::: Dataset entries :::
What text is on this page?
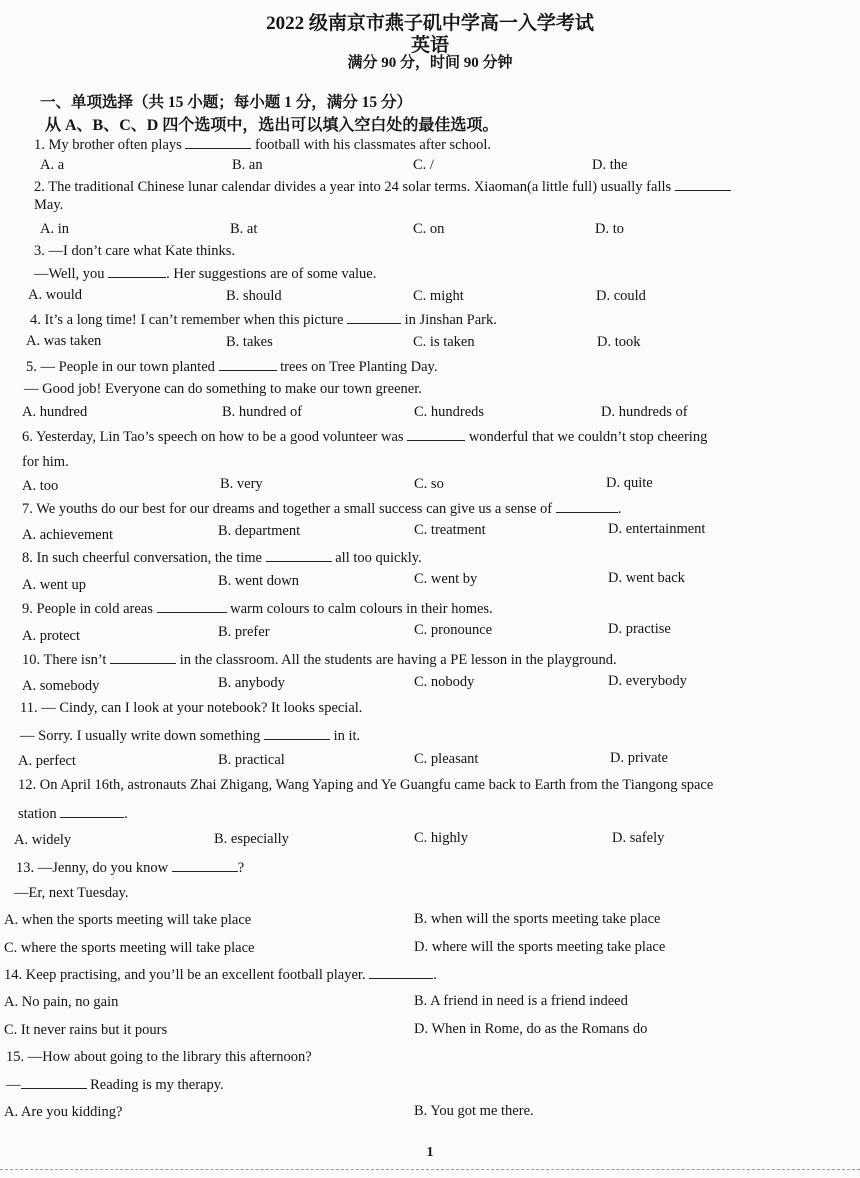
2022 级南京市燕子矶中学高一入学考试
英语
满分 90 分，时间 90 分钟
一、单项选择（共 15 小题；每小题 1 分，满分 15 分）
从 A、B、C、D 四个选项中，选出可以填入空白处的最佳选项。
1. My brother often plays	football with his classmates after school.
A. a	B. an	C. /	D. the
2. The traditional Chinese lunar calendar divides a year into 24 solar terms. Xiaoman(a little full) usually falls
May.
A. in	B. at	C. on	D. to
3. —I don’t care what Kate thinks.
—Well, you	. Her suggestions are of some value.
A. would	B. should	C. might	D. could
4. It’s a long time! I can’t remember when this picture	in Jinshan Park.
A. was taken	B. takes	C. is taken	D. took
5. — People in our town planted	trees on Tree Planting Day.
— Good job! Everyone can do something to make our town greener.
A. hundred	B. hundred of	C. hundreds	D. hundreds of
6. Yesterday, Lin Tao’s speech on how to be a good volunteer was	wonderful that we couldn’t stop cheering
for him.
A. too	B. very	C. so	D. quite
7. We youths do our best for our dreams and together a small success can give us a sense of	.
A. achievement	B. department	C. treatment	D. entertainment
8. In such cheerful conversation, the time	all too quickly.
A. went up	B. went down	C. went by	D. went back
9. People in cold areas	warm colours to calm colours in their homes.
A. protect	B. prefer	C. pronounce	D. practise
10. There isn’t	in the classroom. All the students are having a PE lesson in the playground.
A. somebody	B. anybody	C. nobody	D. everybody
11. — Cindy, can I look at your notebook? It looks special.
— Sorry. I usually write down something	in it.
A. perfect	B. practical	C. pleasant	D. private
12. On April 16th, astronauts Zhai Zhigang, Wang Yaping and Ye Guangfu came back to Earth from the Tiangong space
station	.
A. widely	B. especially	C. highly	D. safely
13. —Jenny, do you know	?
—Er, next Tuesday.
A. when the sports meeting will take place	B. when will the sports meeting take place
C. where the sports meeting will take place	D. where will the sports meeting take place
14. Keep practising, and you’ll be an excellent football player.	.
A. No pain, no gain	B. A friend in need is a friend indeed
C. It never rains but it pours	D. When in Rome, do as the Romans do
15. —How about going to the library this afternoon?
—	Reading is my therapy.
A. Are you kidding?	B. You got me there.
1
:::
_To be done_.
An exact transcription of all the entries is required, without the pictures.

_Answer to the problem_.
What text is on this page?
2022 级南京市燕子矶中学高一入学考试
英语
满分 90 分，时间 90 分钟
一、单项选择（共 15 小题；每小题 1 分，满分 15 分）
从 A、B、C、D 四个选项中，选出可以填入空白处的最佳选项。
1. My brother often plays	football with his classmates after school.
A. a	B. an	C. /	D. the
2. The traditional Chinese lunar calendar divides a year into 24 solar terms. Xiaoman(a little full) usually falls
May.
A. in	B. at	C. on	D. to
3. —I don’t care what Kate thinks.
—Well, you	. Her suggestions are of some value.
A. would	B. should	C. might	D. could
4. It’s a long time! I can’t remember when this picture	in Jinshan Park.
A. was taken	B. takes	C. is taken	D. took
5. — People in our town planted	trees on Tree Planting Day.
— Good job! Everyone can do something to make our town greener.
A. hundred	B. hundred of	C. hundreds	D. hundreds of
6. Yesterday, Lin Tao’s speech on how to be a good volunteer was	wonderful that we couldn’t stop cheering
for him.
A. too	B. very	C. so	D. quite
7. We youths do our best for our dreams and together a small success can give us a sense of	.
A. achievement	B. department	C. treatment	D. entertainment
8. In such cheerful conversation, the time	all too quickly.
A. went up	B. went down	C. went by	D. went back
9. People in cold areas	warm colours to calm colours in their homes.
A. protect	B. prefer	C. pronounce	D. practise
10. There isn’t	in the classroom. All the students are having a PE lesson in the playground.
A. somebody	B. anybody	C. nobody	D. everybody
11. — Cindy, can I look at your notebook? It looks special.
— Sorry. I usually write down something	in it.
A. perfect	B. practical	C. pleasant	D. private
12. On April 16th, astronauts Zhai Zhigang, Wang Yaping and Ye Guangfu came back to Earth from the Tiangong space
station	.
A. widely	B. especially	C. highly	D. safely
13. —Jenny, do you know	?
—Er, next Tuesday.
A. when the sports meeting will take place	B. when will the sports meeting take place
C. where the sports meeting will take place	D. where will the sports meeting take place
14. Keep practising, and you’ll be an excellent football player.	.
A. No pain, no gain	B. A friend in need is a friend indeed
C. It never rains but it pours	D. When in Rome, do as the Romans do
15. —How about going to the library this afternoon?
—	Reading is my therapy.
A. Are you kidding?	B. You got me there.
1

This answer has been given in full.